→ **Task to complete**: Please update the stretch from the start of the records through the line containing "For every button, label, input, icon, or", replacing "tile-label" with "tile-text" and leaving everything else unchanged.

→ **Listed entries**:
_ _ _

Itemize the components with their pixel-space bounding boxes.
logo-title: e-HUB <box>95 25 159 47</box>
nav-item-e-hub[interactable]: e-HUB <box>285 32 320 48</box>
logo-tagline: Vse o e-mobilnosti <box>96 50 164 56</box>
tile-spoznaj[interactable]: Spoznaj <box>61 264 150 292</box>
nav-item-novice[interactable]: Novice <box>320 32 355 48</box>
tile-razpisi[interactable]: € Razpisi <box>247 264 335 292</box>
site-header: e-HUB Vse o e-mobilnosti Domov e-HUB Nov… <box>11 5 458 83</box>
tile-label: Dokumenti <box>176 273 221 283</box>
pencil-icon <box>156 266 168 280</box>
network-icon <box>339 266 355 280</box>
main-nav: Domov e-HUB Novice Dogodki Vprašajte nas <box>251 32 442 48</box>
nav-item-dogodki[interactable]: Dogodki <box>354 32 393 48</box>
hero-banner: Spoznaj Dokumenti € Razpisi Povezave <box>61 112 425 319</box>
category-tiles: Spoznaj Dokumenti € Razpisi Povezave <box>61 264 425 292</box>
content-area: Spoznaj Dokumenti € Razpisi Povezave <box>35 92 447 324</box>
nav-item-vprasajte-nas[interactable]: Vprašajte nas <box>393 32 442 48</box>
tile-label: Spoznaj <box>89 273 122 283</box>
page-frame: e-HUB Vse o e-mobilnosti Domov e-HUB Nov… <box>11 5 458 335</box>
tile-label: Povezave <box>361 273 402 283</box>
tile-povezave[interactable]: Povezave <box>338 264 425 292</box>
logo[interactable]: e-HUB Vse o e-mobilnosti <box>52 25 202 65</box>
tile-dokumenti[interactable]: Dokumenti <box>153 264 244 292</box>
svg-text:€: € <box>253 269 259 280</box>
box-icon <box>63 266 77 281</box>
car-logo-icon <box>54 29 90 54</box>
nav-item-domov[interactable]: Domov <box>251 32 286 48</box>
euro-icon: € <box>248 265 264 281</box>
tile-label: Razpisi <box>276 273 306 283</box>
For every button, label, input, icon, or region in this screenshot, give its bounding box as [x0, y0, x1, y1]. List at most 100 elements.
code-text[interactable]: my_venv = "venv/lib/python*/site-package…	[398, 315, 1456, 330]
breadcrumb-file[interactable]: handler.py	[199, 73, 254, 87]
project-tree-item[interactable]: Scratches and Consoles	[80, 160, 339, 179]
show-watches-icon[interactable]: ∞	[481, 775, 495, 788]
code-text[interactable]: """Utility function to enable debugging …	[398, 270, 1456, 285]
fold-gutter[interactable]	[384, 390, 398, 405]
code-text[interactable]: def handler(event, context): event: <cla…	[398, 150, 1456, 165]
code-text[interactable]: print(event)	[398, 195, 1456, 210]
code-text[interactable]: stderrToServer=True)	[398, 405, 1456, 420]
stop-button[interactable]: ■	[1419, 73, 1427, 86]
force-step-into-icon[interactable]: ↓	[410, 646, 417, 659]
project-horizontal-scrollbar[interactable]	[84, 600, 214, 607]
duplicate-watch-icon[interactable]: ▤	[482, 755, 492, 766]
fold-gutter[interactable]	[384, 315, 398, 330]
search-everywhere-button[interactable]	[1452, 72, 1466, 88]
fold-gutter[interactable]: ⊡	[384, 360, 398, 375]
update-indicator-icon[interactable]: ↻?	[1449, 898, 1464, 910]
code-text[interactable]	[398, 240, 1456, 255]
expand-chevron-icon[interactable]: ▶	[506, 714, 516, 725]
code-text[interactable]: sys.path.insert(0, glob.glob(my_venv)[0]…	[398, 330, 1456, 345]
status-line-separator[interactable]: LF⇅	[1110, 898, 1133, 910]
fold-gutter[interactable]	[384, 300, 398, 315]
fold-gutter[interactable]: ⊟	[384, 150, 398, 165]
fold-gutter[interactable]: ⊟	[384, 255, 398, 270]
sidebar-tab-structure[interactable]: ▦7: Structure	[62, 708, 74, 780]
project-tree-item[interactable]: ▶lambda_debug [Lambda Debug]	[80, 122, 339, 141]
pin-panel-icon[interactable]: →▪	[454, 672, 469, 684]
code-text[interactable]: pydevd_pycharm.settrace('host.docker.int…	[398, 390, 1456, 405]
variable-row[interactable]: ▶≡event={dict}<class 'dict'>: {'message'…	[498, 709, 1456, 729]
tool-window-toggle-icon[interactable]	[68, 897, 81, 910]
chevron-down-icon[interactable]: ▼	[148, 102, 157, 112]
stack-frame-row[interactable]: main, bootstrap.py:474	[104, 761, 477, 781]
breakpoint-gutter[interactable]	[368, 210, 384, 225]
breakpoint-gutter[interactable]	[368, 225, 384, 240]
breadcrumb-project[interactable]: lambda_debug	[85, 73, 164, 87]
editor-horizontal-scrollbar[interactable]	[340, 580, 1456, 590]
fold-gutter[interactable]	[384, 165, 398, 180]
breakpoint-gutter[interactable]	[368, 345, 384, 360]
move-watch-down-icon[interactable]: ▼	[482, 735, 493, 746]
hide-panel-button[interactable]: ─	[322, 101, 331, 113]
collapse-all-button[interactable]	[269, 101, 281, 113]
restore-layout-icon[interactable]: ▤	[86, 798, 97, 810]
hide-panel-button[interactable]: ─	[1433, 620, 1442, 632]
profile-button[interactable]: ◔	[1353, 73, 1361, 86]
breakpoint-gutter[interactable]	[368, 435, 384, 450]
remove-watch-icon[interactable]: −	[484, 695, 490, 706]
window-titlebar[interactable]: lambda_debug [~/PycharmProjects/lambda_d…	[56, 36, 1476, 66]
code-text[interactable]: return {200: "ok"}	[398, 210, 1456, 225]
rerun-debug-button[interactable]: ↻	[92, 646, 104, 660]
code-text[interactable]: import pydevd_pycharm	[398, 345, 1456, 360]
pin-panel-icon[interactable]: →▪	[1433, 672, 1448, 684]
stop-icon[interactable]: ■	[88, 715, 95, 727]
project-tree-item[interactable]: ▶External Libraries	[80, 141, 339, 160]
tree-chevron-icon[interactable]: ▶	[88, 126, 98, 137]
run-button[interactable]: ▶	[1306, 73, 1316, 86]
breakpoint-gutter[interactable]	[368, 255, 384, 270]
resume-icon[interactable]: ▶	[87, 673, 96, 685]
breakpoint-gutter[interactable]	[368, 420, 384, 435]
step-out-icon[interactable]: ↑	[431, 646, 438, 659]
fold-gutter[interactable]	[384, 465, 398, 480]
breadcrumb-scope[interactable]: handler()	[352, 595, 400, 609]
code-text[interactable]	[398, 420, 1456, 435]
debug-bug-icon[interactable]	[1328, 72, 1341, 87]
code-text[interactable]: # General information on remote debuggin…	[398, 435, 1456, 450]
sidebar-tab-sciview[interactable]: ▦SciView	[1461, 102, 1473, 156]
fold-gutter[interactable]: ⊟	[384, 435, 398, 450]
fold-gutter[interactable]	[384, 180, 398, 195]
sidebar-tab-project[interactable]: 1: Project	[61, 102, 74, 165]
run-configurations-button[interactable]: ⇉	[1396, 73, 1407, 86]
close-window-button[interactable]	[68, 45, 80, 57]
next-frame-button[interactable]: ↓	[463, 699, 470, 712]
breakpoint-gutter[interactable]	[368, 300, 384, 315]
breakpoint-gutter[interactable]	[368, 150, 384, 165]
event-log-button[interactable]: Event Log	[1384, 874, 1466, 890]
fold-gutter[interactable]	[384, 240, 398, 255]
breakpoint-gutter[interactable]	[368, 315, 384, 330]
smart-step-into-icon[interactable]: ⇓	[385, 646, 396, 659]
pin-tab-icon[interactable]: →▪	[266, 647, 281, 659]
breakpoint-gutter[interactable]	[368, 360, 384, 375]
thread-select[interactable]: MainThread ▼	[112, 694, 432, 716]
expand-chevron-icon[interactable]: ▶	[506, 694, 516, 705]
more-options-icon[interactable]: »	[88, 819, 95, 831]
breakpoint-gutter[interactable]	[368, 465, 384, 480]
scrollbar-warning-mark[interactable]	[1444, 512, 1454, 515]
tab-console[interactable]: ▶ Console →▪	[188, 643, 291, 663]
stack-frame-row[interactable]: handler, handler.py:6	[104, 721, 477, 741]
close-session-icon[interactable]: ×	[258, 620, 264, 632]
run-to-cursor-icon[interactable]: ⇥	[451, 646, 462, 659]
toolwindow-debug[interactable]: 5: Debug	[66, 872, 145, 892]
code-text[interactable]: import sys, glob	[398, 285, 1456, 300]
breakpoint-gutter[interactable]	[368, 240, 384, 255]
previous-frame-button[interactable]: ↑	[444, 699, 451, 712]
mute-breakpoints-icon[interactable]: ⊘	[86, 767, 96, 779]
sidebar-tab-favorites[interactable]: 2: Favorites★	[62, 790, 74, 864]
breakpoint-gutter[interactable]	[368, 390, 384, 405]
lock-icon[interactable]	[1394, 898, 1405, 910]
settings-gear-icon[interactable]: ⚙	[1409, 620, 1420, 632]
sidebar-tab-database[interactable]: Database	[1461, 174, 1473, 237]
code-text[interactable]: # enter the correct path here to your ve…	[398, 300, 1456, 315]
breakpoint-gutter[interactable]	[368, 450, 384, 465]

_ _ _

→ **Response**:
Itemize the components with their pixel-space bounding boxes.
logo-title: e-HUB <box>95 25 159 47</box>
nav-item-e-hub[interactable]: e-HUB <box>285 32 320 48</box>
logo-tagline: Vse o e-mobilnosti <box>96 50 164 56</box>
tile-spoznaj[interactable]: Spoznaj <box>61 264 150 292</box>
nav-item-novice[interactable]: Novice <box>320 32 355 48</box>
tile-razpisi[interactable]: € Razpisi <box>247 264 335 292</box>
site-header: e-HUB Vse o e-mobilnosti Domov e-HUB Nov… <box>11 5 458 83</box>
tile-text: Dokumenti <box>176 273 221 283</box>
pencil-icon <box>156 266 168 280</box>
network-icon <box>339 266 355 280</box>
main-nav: Domov e-HUB Novice Dogodki Vprašajte nas <box>251 32 442 48</box>
nav-item-dogodki[interactable]: Dogodki <box>354 32 393 48</box>
hero-banner: Spoznaj Dokumenti € Razpisi Povezave <box>61 112 425 319</box>
category-tiles: Spoznaj Dokumenti € Razpisi Povezave <box>61 264 425 292</box>
content-area: Spoznaj Dokumenti € Razpisi Povezave <box>35 92 447 324</box>
nav-item-vprasajte-nas[interactable]: Vprašajte nas <box>393 32 442 48</box>
tile-text: Spoznaj <box>89 273 122 283</box>
page-frame: e-HUB Vse o e-mobilnosti Domov e-HUB Nov… <box>11 5 458 335</box>
tile-text: Povezave <box>361 273 402 283</box>
tile-povezave[interactable]: Povezave <box>338 264 425 292</box>
logo[interactable]: e-HUB Vse o e-mobilnosti <box>52 25 202 65</box>
tile-dokumenti[interactable]: Dokumenti <box>153 264 244 292</box>
svg-text:€: € <box>253 269 259 280</box>
box-icon <box>63 266 77 281</box>
car-logo-icon <box>54 29 90 54</box>
nav-item-domov[interactable]: Domov <box>251 32 286 48</box>
euro-icon: € <box>248 265 264 281</box>
tile-text: Razpisi <box>276 273 306 283</box>
For every button, label, input, icon, or region in this screenshot, give its bounding box as [x0, y0, x1, y1]. List at most 100 elements.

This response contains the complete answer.